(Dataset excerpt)
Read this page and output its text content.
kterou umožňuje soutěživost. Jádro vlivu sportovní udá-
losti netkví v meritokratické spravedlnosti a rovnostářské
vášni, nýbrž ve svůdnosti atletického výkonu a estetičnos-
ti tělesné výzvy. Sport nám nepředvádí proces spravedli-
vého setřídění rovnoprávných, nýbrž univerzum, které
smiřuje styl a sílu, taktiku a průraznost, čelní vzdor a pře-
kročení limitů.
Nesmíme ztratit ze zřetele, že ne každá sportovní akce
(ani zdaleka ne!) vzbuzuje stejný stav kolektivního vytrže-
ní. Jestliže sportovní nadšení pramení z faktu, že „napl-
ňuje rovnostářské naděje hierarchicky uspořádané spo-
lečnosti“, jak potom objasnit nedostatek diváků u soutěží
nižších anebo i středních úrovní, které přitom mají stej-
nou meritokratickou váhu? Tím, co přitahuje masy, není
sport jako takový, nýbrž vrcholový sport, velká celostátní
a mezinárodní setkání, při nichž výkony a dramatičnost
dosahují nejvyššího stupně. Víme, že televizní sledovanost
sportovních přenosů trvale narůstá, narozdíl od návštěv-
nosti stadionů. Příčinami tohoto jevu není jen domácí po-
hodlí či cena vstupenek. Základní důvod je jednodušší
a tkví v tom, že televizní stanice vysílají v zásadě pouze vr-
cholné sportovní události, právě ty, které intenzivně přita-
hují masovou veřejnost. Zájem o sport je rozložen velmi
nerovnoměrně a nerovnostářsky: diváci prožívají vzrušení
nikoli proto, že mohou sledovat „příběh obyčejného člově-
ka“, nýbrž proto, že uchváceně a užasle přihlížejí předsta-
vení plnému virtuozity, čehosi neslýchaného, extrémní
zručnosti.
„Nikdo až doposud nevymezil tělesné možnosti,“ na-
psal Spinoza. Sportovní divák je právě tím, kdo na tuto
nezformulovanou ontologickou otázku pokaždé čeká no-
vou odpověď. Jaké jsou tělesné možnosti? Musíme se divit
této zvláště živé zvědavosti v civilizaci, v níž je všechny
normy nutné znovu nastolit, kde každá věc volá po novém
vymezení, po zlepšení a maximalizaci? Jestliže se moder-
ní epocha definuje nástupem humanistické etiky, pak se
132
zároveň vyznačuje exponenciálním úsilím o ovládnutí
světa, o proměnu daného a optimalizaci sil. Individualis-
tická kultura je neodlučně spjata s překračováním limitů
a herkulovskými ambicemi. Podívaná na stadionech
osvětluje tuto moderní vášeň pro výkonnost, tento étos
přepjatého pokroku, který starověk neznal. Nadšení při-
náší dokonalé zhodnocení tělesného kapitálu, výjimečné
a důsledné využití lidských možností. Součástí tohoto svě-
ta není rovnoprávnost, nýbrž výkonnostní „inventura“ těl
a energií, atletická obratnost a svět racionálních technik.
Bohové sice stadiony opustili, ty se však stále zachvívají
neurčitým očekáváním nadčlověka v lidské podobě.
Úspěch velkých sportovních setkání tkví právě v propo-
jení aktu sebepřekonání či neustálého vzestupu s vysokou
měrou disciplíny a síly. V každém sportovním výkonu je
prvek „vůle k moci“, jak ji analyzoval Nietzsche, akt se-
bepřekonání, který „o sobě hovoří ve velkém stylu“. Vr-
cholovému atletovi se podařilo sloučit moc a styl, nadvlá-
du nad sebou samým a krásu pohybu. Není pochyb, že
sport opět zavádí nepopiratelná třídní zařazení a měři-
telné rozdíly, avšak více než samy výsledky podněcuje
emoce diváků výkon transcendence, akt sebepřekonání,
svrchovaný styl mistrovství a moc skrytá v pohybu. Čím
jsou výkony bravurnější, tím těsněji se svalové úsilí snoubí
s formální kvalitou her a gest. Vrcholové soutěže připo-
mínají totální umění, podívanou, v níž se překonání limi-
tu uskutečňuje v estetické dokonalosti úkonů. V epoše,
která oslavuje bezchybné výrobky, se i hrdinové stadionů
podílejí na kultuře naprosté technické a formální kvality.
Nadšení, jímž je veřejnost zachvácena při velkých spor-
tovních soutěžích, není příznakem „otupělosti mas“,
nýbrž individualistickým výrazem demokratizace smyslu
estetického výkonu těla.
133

• **Aim**:
Set down each entry again, unchanged.

• **Exercise answer**:
Read this page and output its text content.
kterou umožňuje soutěživost. Jádro vlivu sportovní udá-
losti netkví v meritokratické spravedlnosti a rovnostářské
vášni, nýbrž ve svůdnosti atletického výkonu a estetičnos-
ti tělesné výzvy. Sport nám nepředvádí proces spravedli-
vého setřídění rovnoprávných, nýbrž univerzum, které
smiřuje styl a sílu, taktiku a průraznost, čelní vzdor a pře-
kročení limitů.
Nesmíme ztratit ze zřetele, že ne každá sportovní akce
(ani zdaleka ne!) vzbuzuje stejný stav kolektivního vytrže-
ní. Jestliže sportovní nadšení pramení z faktu, že „napl-
ňuje rovnostářské naděje hierarchicky uspořádané spo-
lečnosti“, jak potom objasnit nedostatek diváků u soutěží
nižších anebo i středních úrovní, které přitom mají stej-
nou meritokratickou váhu? Tím, co přitahuje masy, není
sport jako takový, nýbrž vrcholový sport, velká celostátní
a mezinárodní setkání, při nichž výkony a dramatičnost
dosahují nejvyššího stupně. Víme, že televizní sledovanost
sportovních přenosů trvale narůstá, narozdíl od návštěv-
nosti stadionů. Příčinami tohoto jevu není jen domácí po-
hodlí či cena vstupenek. Základní důvod je jednodušší
a tkví v tom, že televizní stanice vysílají v zásadě pouze vr-
cholné sportovní události, právě ty, které intenzivně přita-
hují masovou veřejnost. Zájem o sport je rozložen velmi
nerovnoměrně a nerovnostářsky: diváci prožívají vzrušení
nikoli proto, že mohou sledovat „příběh obyčejného člově-
ka“, nýbrž proto, že uchváceně a užasle přihlížejí předsta-
vení plnému virtuozity, čehosi neslýchaného, extrémní
zručnosti.
„Nikdo až doposud nevymezil tělesné možnosti,“ na-
psal Spinoza. Sportovní divák je právě tím, kdo na tuto
nezformulovanou ontologickou otázku pokaždé čeká no-
vou odpověď. Jaké jsou tělesné možnosti? Musíme se divit
této zvláště živé zvědavosti v civilizaci, v níž je všechny
normy nutné znovu nastolit, kde každá věc volá po novém
vymezení, po zlepšení a maximalizaci? Jestliže se moder-
ní epocha definuje nástupem humanistické etiky, pak se
132
zároveň vyznačuje exponenciálním úsilím o ovládnutí
světa, o proměnu daného a optimalizaci sil. Individualis-
tická kultura je neodlučně spjata s překračováním limitů
a herkulovskými ambicemi. Podívaná na stadionech
osvětluje tuto moderní vášeň pro výkonnost, tento étos
přepjatého pokroku, který starověk neznal. Nadšení při-
náší dokonalé zhodnocení tělesného kapitálu, výjimečné
a důsledné využití lidských možností. Součástí tohoto svě-
ta není rovnoprávnost, nýbrž výkonnostní „inventura“ těl
a energií, atletická obratnost a svět racionálních technik.
Bohové sice stadiony opustili, ty se však stále zachvívají
neurčitým očekáváním nadčlověka v lidské podobě.
Úspěch velkých sportovních setkání tkví právě v propo-
jení aktu sebepřekonání či neustálého vzestupu s vysokou
měrou disciplíny a síly. V každém sportovním výkonu je
prvek „vůle k moci“, jak ji analyzoval Nietzsche, akt se-
bepřekonání, který „o sobě hovoří ve velkém stylu“. Vr-
cholovému atletovi se podařilo sloučit moc a styl, nadvlá-
du nad sebou samým a krásu pohybu. Není pochyb, že
sport opět zavádí nepopiratelná třídní zařazení a měři-
telné rozdíly, avšak více než samy výsledky podněcuje
emoce diváků výkon transcendence, akt sebepřekonání,
svrchovaný styl mistrovství a moc skrytá v pohybu. Čím
jsou výkony bravurnější, tím těsněji se svalové úsilí snoubí
s formální kvalitou her a gest. Vrcholové soutěže připo-
mínají totální umění, podívanou, v níž se překonání limi-
tu uskutečňuje v estetické dokonalosti úkonů. V epoše,
která oslavuje bezchybné výrobky, se i hrdinové stadionů
podílejí na kultuře naprosté technické a formální kvality.
Nadšení, jímž je veřejnost zachvácena při velkých spor-
tovních soutěžích, není příznakem „otupělosti mas“,
nýbrž individualistickým výrazem demokratizace smyslu
estetického výkonu těla.
133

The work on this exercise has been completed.